* start *

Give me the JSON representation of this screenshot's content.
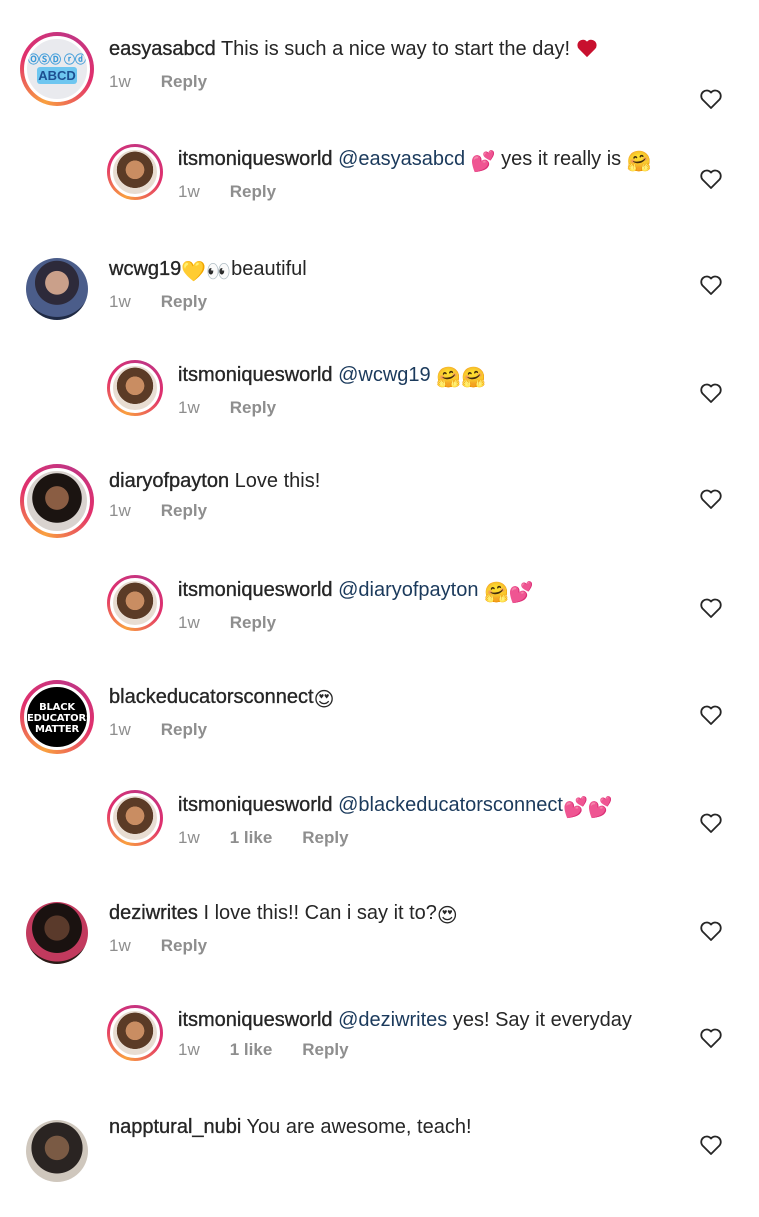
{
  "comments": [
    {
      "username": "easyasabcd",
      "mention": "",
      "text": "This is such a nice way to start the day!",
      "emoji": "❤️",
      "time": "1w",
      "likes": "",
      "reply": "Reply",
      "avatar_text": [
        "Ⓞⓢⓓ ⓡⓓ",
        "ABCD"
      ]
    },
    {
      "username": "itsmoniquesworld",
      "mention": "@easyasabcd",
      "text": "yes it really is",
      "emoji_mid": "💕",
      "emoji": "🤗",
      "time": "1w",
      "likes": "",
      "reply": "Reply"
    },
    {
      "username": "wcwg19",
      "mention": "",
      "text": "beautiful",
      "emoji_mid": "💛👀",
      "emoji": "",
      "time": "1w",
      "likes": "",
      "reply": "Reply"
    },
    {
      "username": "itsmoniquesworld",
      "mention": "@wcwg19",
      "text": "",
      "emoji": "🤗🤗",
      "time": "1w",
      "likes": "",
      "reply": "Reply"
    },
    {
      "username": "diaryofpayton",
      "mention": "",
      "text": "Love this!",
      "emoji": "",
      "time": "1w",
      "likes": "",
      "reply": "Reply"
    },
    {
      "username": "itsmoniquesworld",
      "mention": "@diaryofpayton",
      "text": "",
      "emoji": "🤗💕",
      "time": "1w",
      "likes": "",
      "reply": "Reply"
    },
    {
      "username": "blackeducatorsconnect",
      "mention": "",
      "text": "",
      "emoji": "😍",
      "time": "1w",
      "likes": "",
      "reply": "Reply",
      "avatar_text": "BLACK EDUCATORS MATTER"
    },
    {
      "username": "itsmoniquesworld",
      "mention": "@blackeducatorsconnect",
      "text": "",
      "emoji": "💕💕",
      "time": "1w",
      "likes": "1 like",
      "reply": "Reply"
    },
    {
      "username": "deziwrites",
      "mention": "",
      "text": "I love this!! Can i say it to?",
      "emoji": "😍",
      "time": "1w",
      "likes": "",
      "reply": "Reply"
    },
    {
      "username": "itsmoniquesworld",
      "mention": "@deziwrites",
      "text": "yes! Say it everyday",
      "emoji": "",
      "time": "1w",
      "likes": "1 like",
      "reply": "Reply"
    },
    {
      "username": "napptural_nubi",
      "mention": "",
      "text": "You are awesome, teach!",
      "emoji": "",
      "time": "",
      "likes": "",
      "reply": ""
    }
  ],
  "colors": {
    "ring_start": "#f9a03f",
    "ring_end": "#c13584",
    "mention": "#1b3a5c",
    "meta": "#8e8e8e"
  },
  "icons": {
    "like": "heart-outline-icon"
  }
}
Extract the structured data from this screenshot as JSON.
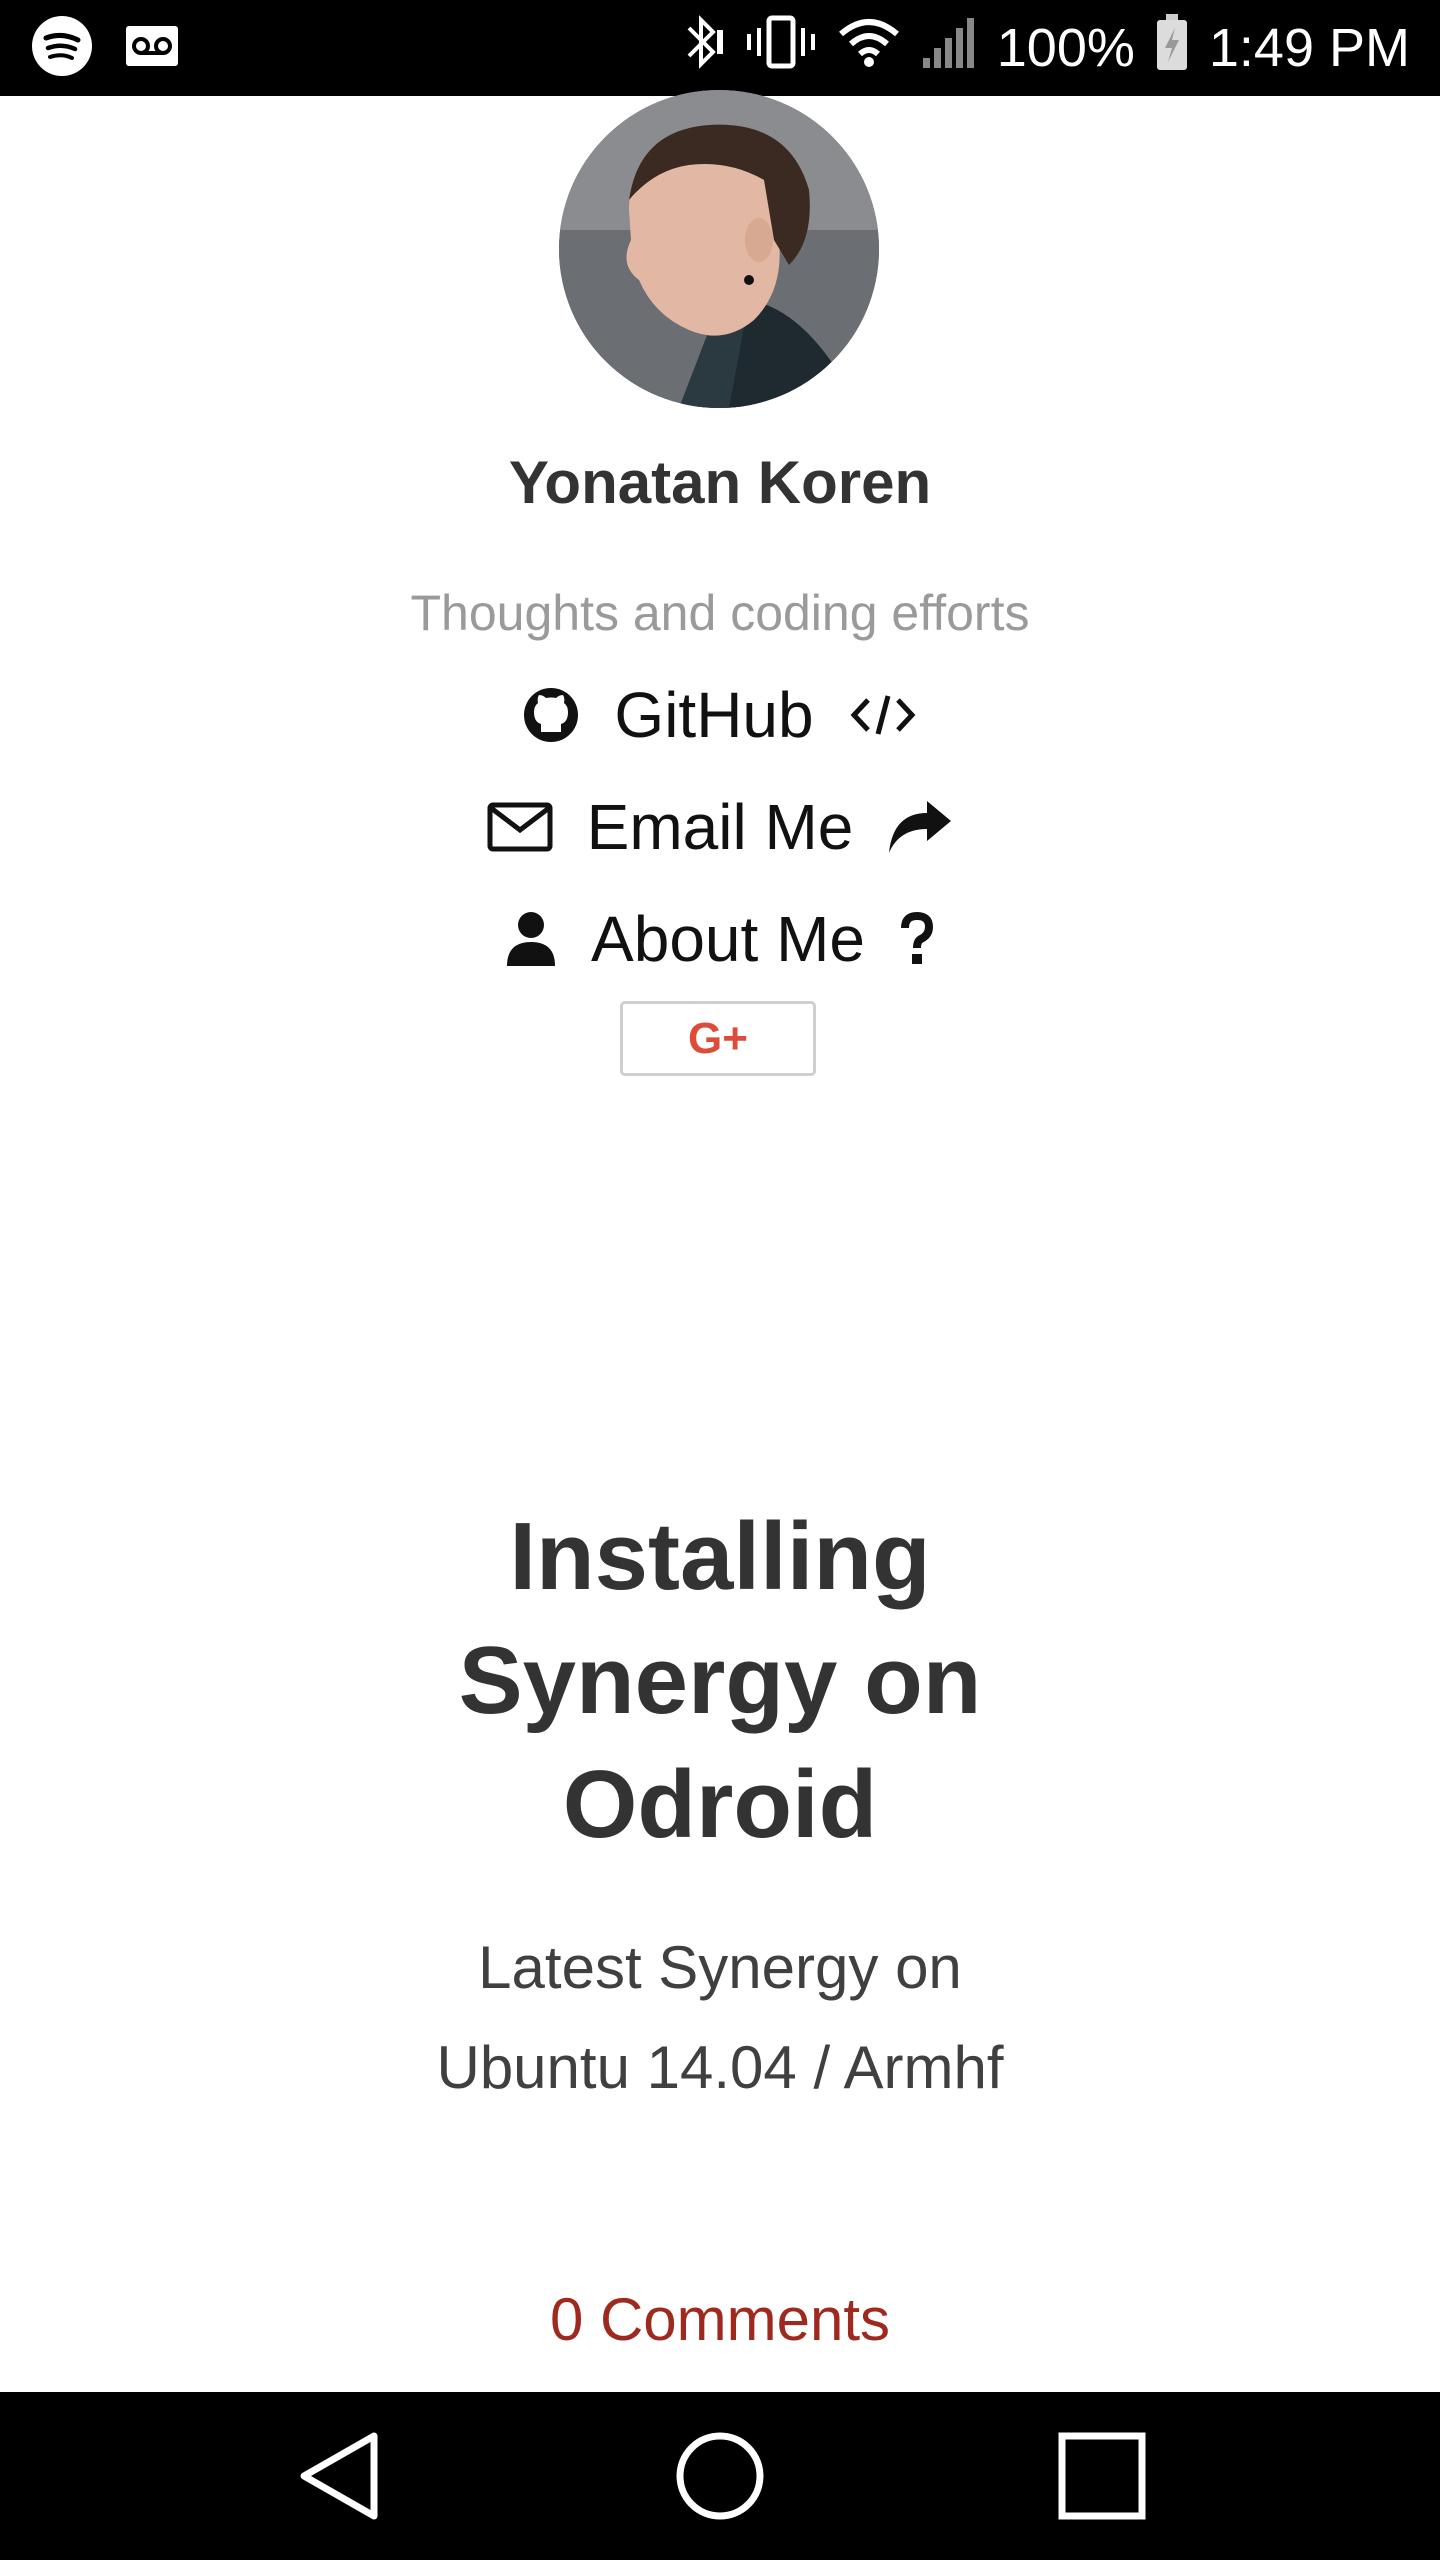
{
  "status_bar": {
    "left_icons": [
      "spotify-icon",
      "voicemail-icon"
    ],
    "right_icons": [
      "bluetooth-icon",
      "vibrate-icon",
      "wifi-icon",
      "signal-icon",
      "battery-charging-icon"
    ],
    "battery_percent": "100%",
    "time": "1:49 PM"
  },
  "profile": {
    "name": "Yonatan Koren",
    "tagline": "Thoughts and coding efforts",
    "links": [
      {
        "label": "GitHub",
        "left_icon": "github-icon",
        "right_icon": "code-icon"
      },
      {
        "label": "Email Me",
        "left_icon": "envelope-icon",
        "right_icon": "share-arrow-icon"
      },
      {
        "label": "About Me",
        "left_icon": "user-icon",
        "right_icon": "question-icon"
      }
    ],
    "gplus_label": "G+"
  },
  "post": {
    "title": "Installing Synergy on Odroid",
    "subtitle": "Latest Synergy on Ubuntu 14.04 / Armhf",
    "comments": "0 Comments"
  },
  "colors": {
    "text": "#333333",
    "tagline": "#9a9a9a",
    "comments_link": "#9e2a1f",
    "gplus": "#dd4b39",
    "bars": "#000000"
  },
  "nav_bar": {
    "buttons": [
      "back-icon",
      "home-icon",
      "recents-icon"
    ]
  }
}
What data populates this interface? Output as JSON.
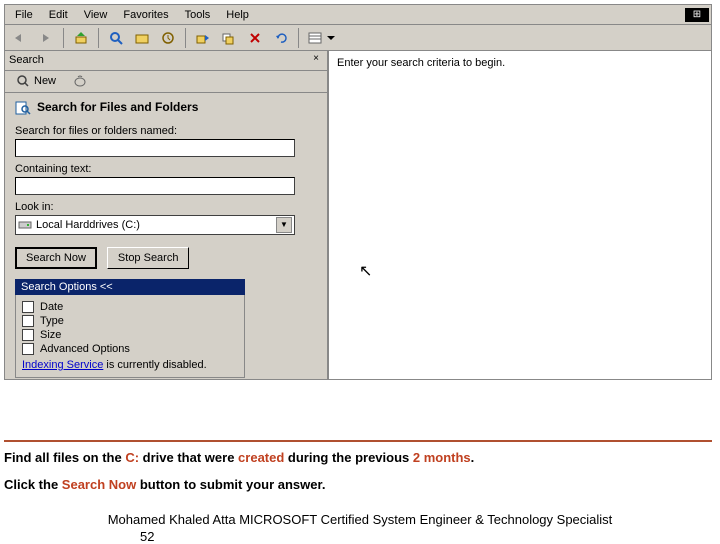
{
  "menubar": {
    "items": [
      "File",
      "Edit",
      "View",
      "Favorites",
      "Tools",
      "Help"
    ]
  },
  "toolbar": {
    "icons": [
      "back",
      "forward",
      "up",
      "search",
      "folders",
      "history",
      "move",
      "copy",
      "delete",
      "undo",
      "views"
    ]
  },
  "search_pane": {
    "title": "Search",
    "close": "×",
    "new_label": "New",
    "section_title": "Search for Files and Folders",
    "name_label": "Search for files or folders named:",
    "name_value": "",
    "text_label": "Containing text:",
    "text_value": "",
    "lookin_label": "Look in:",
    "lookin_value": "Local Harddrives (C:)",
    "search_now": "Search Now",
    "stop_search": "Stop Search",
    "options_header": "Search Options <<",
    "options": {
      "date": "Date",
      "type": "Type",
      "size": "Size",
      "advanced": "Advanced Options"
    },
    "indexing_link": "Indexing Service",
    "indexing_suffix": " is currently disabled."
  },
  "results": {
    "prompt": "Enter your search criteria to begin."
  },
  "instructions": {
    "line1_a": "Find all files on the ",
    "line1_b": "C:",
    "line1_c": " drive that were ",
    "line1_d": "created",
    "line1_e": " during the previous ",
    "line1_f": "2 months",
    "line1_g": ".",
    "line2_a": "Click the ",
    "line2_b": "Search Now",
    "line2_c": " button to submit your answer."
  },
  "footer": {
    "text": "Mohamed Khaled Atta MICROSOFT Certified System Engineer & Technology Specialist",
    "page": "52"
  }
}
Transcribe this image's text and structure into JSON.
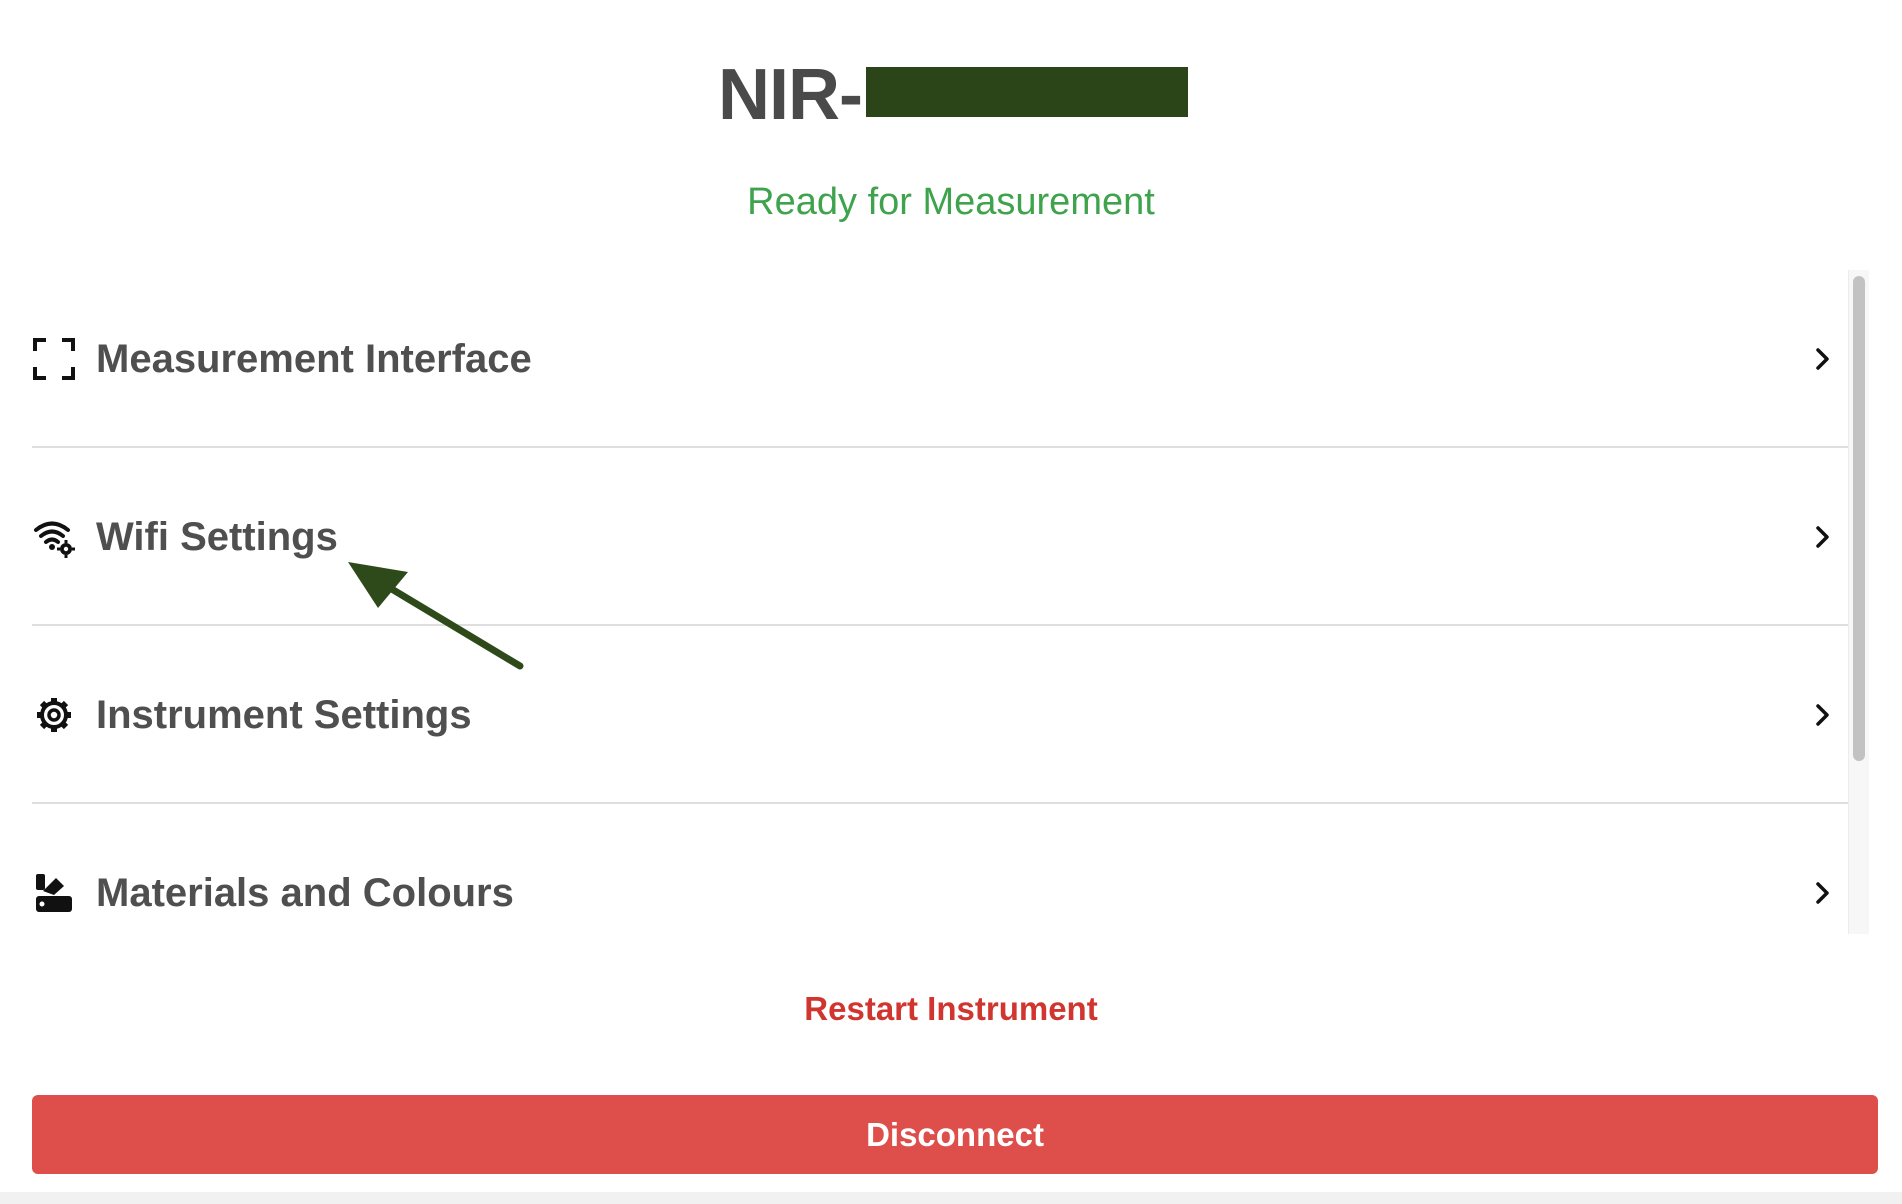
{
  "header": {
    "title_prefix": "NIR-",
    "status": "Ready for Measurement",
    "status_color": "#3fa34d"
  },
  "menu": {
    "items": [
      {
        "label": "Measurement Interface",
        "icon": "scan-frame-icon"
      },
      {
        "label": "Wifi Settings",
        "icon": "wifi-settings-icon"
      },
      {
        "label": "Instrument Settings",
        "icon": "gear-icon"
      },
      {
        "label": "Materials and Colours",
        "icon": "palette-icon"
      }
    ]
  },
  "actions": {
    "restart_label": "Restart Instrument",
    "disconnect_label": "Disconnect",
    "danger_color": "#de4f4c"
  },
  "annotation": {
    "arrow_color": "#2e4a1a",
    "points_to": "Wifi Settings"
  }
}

* end *

- Exercise goal -
Output nothing but the number of lines in the data containing the string "tagline".

- Result of this task -
2